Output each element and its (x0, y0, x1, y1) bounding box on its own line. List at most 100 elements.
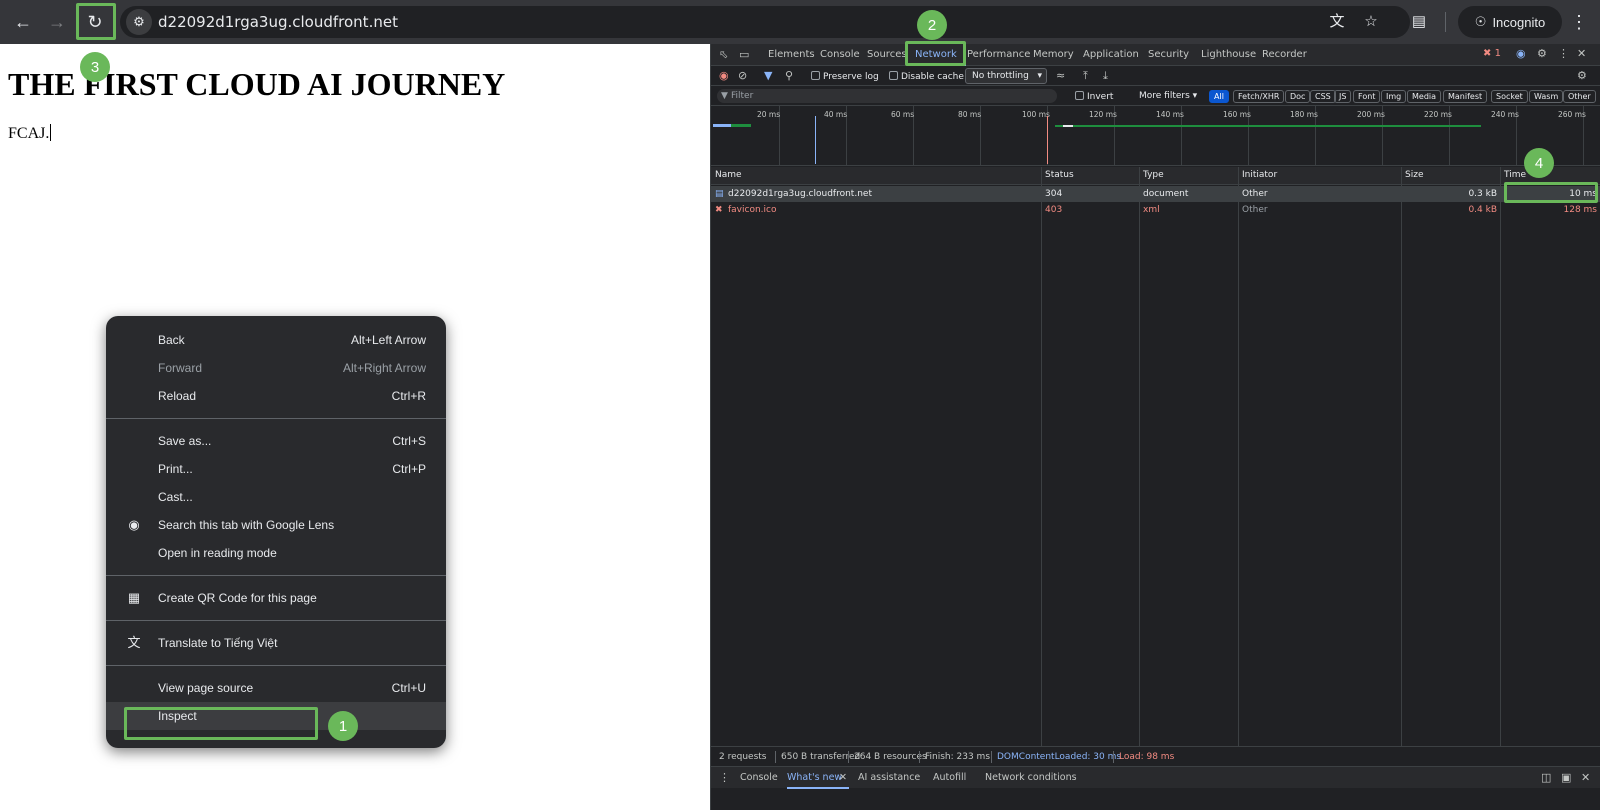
timeline-label: 260 ms (1558, 110, 1586, 119)
request-initiator: Other (1242, 189, 1268, 199)
record-stop-icon[interactable]: ◉ (719, 69, 729, 82)
device-toolbar-icon[interactable]: ▭ (739, 48, 749, 61)
menu-item-forward[interactable]: Forward Alt+Right Arrow (106, 354, 446, 382)
invert-checkbox[interactable]: Invert (1075, 91, 1113, 102)
tab-memory[interactable]: Memory (1033, 49, 1074, 60)
tab-application[interactable]: Application (1083, 49, 1139, 60)
throttling-select[interactable]: No throttling ▾ (965, 68, 1047, 84)
tab-lighthouse[interactable]: Lighthouse (1201, 49, 1256, 60)
table-row[interactable]: ✖ favicon.ico 403 xml Other 0.4 kB 128 m… (711, 202, 1600, 218)
filter-input[interactable]: ▼ Filter (717, 89, 1057, 103)
inspect-element-icon[interactable]: ⬁ (719, 48, 728, 61)
menu-item-save-as[interactable]: Save as... Ctrl+S (106, 427, 446, 455)
close-whats-new-icon[interactable]: ✕ (839, 772, 847, 783)
filter-chip-doc[interactable]: Doc (1285, 90, 1311, 103)
filter-chip-js[interactable]: JS (1334, 90, 1352, 103)
throttling-value: No throttling (972, 71, 1029, 81)
checkbox-box (811, 71, 820, 80)
filter-bar: ▼ Filter Invert More filters ▾ All Fetch/… (711, 86, 1600, 106)
filter-funnel-icon[interactable]: ▼ (764, 69, 772, 82)
filter-chip-wasm[interactable]: Wasm (1529, 90, 1564, 103)
tab-performance[interactable]: Performance (967, 49, 1030, 60)
filter-chip-css[interactable]: CSS (1310, 90, 1336, 103)
filter-chip-socket[interactable]: Socket (1491, 90, 1528, 103)
menu-item-reading-mode[interactable]: Open in reading mode (106, 539, 446, 567)
column-header-time[interactable]: Time (1504, 170, 1526, 180)
bookmark-star-icon[interactable]: ☆ (1360, 11, 1382, 33)
disable-cache-checkbox[interactable]: Disable cache (889, 71, 964, 82)
menu-item-print[interactable]: Print... Ctrl+P (106, 455, 446, 483)
translate-icon: 文 (127, 635, 141, 650)
tab-recorder[interactable]: Recorder (1262, 49, 1307, 60)
filter-chip-font[interactable]: Font (1353, 90, 1381, 103)
column-header-initiator[interactable]: Initiator (1242, 170, 1277, 180)
import-har-icon[interactable]: ⤒ (1083, 69, 1088, 83)
table-row[interactable]: ▤ d22092d1rga3ug.cloudfront.net 304 docu… (711, 186, 1600, 202)
error-counter[interactable]: ✖ 1 (1483, 48, 1501, 59)
menu-label: Translate to Tiếng Việt (158, 636, 278, 650)
checkbox-box (1075, 91, 1084, 100)
filter-chip-fetch-xhr[interactable]: Fetch/XHR (1233, 90, 1285, 103)
settings-gear-icon[interactable]: ⚙ (1537, 47, 1547, 60)
menu-item-qr-code[interactable]: ▦ Create QR Code for this page (106, 584, 446, 612)
tab-console[interactable]: Console (820, 49, 860, 60)
incognito-badge[interactable]: ☉ Incognito (1458, 6, 1562, 38)
tab-sources[interactable]: Sources (867, 49, 907, 60)
filter-chip-all[interactable]: All (1209, 90, 1229, 103)
filter-chip-manifest[interactable]: Manifest (1443, 90, 1488, 103)
timeline-label: 180 ms (1290, 110, 1318, 119)
drawer-tab-whats-new[interactable]: What's new (787, 772, 842, 783)
ai-assistant-icon[interactable]: ◉ (1516, 47, 1526, 60)
dock-side-icon[interactable]: ◫ (1541, 771, 1551, 784)
drawer-tab-network-conditions[interactable]: Network conditions (985, 772, 1077, 783)
forward-arrow-icon[interactable]: → (42, 7, 72, 37)
menu-item-cast[interactable]: Cast... (106, 483, 446, 511)
address-bar[interactable]: ⚙ d22092d1rga3ug.cloudfront.net 文 ☆ (120, 6, 1410, 38)
drawer-tab-console[interactable]: Console (740, 772, 778, 783)
close-devtools-icon[interactable]: ✕ (1577, 47, 1586, 60)
page-text-value: FCAJ. (8, 125, 50, 142)
address-url[interactable]: d22092d1rga3ug.cloudfront.net (158, 13, 398, 31)
menu-item-google-lens[interactable]: ◉ Search this tab with Google Lens (106, 511, 446, 539)
tab-security[interactable]: Security (1148, 49, 1189, 60)
undock-drawer-icon[interactable]: ▣ (1561, 771, 1571, 784)
tab-elements[interactable]: Elements (768, 49, 815, 60)
drawer-tab-autofill[interactable]: Autofill (933, 772, 966, 783)
filter-chip-media[interactable]: Media (1407, 90, 1442, 103)
extensions-icon[interactable]: ▤ (1408, 11, 1430, 33)
network-overview-timeline[interactable]: 20 ms 40 ms 60 ms 80 ms 100 ms 120 ms 14… (711, 106, 1600, 166)
translate-icon[interactable]: 文 (1326, 11, 1348, 33)
export-har-icon[interactable]: ⤓ (1103, 69, 1108, 83)
menu-item-back[interactable]: Back Alt+Left Arrow (106, 326, 446, 354)
menu-item-reload[interactable]: Reload Ctrl+R (106, 382, 446, 410)
close-drawer-icon[interactable]: ✕ (1581, 771, 1590, 784)
preserve-log-checkbox[interactable]: Preserve log (811, 71, 879, 82)
page-text: FCAJ. (8, 124, 52, 143)
network-conditions-icon[interactable]: ≈ (1056, 69, 1065, 82)
drawer-tab-ai-assistance[interactable]: AI assistance (858, 772, 920, 783)
column-header-size[interactable]: Size (1405, 170, 1423, 180)
search-icon[interactable]: ⚲ (785, 69, 793, 82)
step-badge-3: 3 (80, 52, 110, 82)
site-settings-icon[interactable]: ⚙ (126, 9, 152, 35)
network-settings-icon[interactable]: ⚙ (1577, 69, 1587, 82)
column-header-type[interactable]: Type (1143, 170, 1164, 180)
menu-item-view-source[interactable]: View page source Ctrl+U (106, 674, 446, 702)
devtools-menu-icon[interactable]: ⋮ (1558, 47, 1569, 60)
incognito-label: Incognito (1492, 14, 1546, 30)
more-filters-dropdown[interactable]: More filters ▾ (1139, 91, 1197, 101)
kebab-menu-icon[interactable]: ⋮ (1564, 7, 1594, 37)
menu-item-translate[interactable]: 文 Translate to Tiếng Việt (106, 629, 446, 657)
clear-icon[interactable]: ⊘ (738, 69, 747, 82)
back-arrow-icon[interactable]: ← (8, 7, 38, 37)
summary-finish: Finish: 233 ms (925, 752, 991, 762)
column-header-name[interactable]: Name (715, 170, 742, 180)
filter-chip-other[interactable]: Other (1563, 90, 1596, 103)
filter-chip-img[interactable]: Img (1381, 90, 1407, 103)
column-header-status[interactable]: Status (1045, 170, 1074, 180)
drawer-menu-icon[interactable]: ⋮ (719, 771, 730, 784)
request-size: 0.4 kB (1468, 205, 1497, 215)
timeline-label: 120 ms (1089, 110, 1117, 119)
timeline-label: 60 ms (891, 110, 915, 119)
request-size: 0.3 kB (1468, 189, 1497, 199)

---------------

The problem: Retype the listing above line for line, leaving out the picture.

Answer to the problem:
Output each element and its (x0, y0, x1, y1) bounding box on its own line. List at most 100 elements.
timeline-label: 260 ms (1558, 110, 1586, 119)
request-initiator: Other (1242, 189, 1268, 199)
record-stop-icon[interactable]: ◉ (719, 69, 729, 82)
device-toolbar-icon[interactable]: ▭ (739, 48, 749, 61)
menu-item-forward[interactable]: Forward Alt+Right Arrow (106, 354, 446, 382)
invert-checkbox[interactable]: Invert (1075, 91, 1113, 102)
tab-memory[interactable]: Memory (1033, 49, 1074, 60)
tab-application[interactable]: Application (1083, 49, 1139, 60)
throttling-select[interactable]: No throttling ▾ (965, 68, 1047, 84)
tab-lighthouse[interactable]: Lighthouse (1201, 49, 1256, 60)
table-row[interactable]: ✖ favicon.ico 403 xml Other 0.4 kB 128 m… (711, 202, 1600, 218)
filter-input[interactable]: ▼ Filter (717, 89, 1057, 103)
inspect-element-icon[interactable]: ⬁ (719, 48, 728, 61)
menu-item-save-as[interactable]: Save as... Ctrl+S (106, 427, 446, 455)
close-whats-new-icon[interactable]: ✕ (839, 772, 847, 783)
filter-chip-doc[interactable]: Doc (1285, 90, 1311, 103)
filter-chip-js[interactable]: JS (1334, 90, 1352, 103)
throttling-value: No throttling (972, 71, 1029, 81)
checkbox-box (811, 71, 820, 80)
filter-bar: ▼ Filter Invert More filters ▾ All Fetch/… (711, 86, 1600, 106)
filter-funnel-icon[interactable]: ▼ (764, 69, 772, 82)
filter-chip-wasm[interactable]: Wasm (1529, 90, 1564, 103)
tab-performance[interactable]: Performance (967, 49, 1030, 60)
filter-chip-css[interactable]: CSS (1310, 90, 1336, 103)
filter-chip-socket[interactable]: Socket (1491, 90, 1528, 103)
menu-item-reading-mode[interactable]: Open in reading mode (106, 539, 446, 567)
column-header-time[interactable]: Time (1504, 170, 1526, 180)
bookmark-star-icon[interactable]: ☆ (1360, 11, 1382, 33)
disable-cache-checkbox[interactable]: Disable cache (889, 71, 964, 82)
menu-item-print[interactable]: Print... Ctrl+P (106, 455, 446, 483)
translate-icon: 文 (127, 635, 141, 650)
tab-recorder[interactable]: Recorder (1262, 49, 1307, 60)
filter-chip-font[interactable]: Font (1353, 90, 1381, 103)
column-header-initiator[interactable]: Initiator (1242, 170, 1277, 180)
import-har-icon[interactable]: ⤒ (1083, 69, 1088, 83)
table-row[interactable]: ▤ d22092d1rga3ug.cloudfront.net 304 docu… (711, 186, 1600, 202)
error-counter[interactable]: ✖ 1 (1483, 48, 1501, 59)
menu-label: Translate to Tiếng Việt (158, 636, 278, 650)
checkbox-box (1075, 91, 1084, 100)
filter-chip-fetch-xhr[interactable]: Fetch/XHR (1233, 90, 1285, 103)
settings-gear-icon[interactable]: ⚙ (1537, 47, 1547, 60)
menu-item-qr-code[interactable]: ▦ Create QR Code for this page (106, 584, 446, 612)
tab-console[interactable]: Console (820, 49, 860, 60)
incognito-badge[interactable]: ☉ Incognito (1458, 6, 1562, 38)
tab-sources[interactable]: Sources (867, 49, 907, 60)
filter-chip-all[interactable]: All (1209, 90, 1229, 103)
filter-chip-manifest[interactable]: Manifest (1443, 90, 1488, 103)
timeline-label: 180 ms (1290, 110, 1318, 119)
drawer-tab-whats-new[interactable]: What's new (787, 772, 842, 783)
ai-assistant-icon[interactable]: ◉ (1516, 47, 1526, 60)
dock-side-icon[interactable]: ◫ (1541, 771, 1551, 784)
drawer-tab-network-conditions[interactable]: Network conditions (985, 772, 1077, 783)
forward-arrow-icon[interactable]: → (42, 7, 72, 37)
menu-item-cast[interactable]: Cast... (106, 483, 446, 511)
address-bar[interactable]: ⚙ d22092d1rga3ug.cloudfront.net 文 ☆ (120, 6, 1410, 38)
drawer-tab-console[interactable]: Console (740, 772, 778, 783)
close-devtools-icon[interactable]: ✕ (1577, 47, 1586, 60)
page-text-value: FCAJ. (8, 125, 50, 142)
address-url[interactable]: d22092d1rga3ug.cloudfront.net (158, 13, 398, 31)
menu-item-google-lens[interactable]: ◉ Search this tab with Google Lens (106, 511, 446, 539)
tab-security[interactable]: Security (1148, 49, 1189, 60)
undock-drawer-icon[interactable]: ▣ (1561, 771, 1571, 784)
tab-elements[interactable]: Elements (768, 49, 815, 60)
drawer-tab-autofill[interactable]: Autofill (933, 772, 966, 783)
filter-chip-media[interactable]: Media (1407, 90, 1442, 103)
extensions-icon[interactable]: ▤ (1408, 11, 1430, 33)
network-overview-timeline[interactable]: 20 ms 40 ms 60 ms 80 ms 100 ms 120 ms 14… (711, 106, 1600, 166)
translate-icon[interactable]: 文 (1326, 11, 1348, 33)
export-har-icon[interactable]: ⤓ (1103, 69, 1108, 83)
menu-item-back[interactable]: Back Alt+Left Arrow (106, 326, 446, 354)
menu-item-reload[interactable]: Reload Ctrl+R (106, 382, 446, 410)
close-drawer-icon[interactable]: ✕ (1581, 771, 1590, 784)
preserve-log-checkbox[interactable]: Preserve log (811, 71, 879, 82)
page-text: FCAJ. (8, 124, 52, 143)
network-conditions-icon[interactable]: ≈ (1056, 69, 1065, 82)
drawer-tab-ai-assistance[interactable]: AI assistance (858, 772, 920, 783)
column-header-size[interactable]: Size (1405, 170, 1423, 180)
search-icon[interactable]: ⚲ (785, 69, 793, 82)
step-badge-3: 3 (80, 52, 110, 82)
site-settings-icon[interactable]: ⚙ (126, 9, 152, 35)
network-settings-icon[interactable]: ⚙ (1577, 69, 1587, 82)
column-header-type[interactable]: Type (1143, 170, 1164, 180)
menu-item-view-source[interactable]: View page source Ctrl+U (106, 674, 446, 702)
devtools-menu-icon[interactable]: ⋮ (1558, 47, 1569, 60)
incognito-label: Incognito (1492, 14, 1546, 30)
more-filters-dropdown[interactable]: More filters ▾ (1139, 91, 1197, 101)
kebab-menu-icon[interactable]: ⋮ (1564, 7, 1594, 37)
menu-item-translate[interactable]: 文 Translate to Tiếng Việt (106, 629, 446, 657)
clear-icon[interactable]: ⊘ (738, 69, 747, 82)
back-arrow-icon[interactable]: ← (8, 7, 38, 37)
summary-finish: Finish: 233 ms (925, 752, 991, 762)
column-header-name[interactable]: Name (715, 170, 742, 180)
filter-chip-other[interactable]: Other (1563, 90, 1596, 103)
filter-chip-img[interactable]: Img (1381, 90, 1407, 103)
column-header-status[interactable]: Status (1045, 170, 1074, 180)
drawer-menu-icon[interactable]: ⋮ (719, 771, 730, 784)
request-size: 0.4 kB (1468, 205, 1497, 215)
timeline-label: 120 ms (1089, 110, 1117, 119)
timeline-label: 60 ms (891, 110, 915, 119)
request-size: 0.3 kB (1468, 189, 1497, 199)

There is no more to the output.